[THE PROBLEM]: Scan the data below. Pull out each line where "text" occurs.
+++
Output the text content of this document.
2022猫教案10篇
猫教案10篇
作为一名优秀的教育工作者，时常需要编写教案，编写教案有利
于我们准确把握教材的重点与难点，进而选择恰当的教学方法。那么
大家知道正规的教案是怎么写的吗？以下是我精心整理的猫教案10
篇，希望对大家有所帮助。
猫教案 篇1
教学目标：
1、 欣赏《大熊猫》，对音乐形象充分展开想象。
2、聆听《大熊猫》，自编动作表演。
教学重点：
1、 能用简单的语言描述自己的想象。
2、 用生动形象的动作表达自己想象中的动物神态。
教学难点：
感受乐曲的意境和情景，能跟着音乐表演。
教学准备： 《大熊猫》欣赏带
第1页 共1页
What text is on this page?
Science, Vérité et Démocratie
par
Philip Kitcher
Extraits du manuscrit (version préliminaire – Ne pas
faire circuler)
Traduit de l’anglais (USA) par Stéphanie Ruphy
+++
[FULL SOLUTION]:
Output the text content of this document.
What text is on this page?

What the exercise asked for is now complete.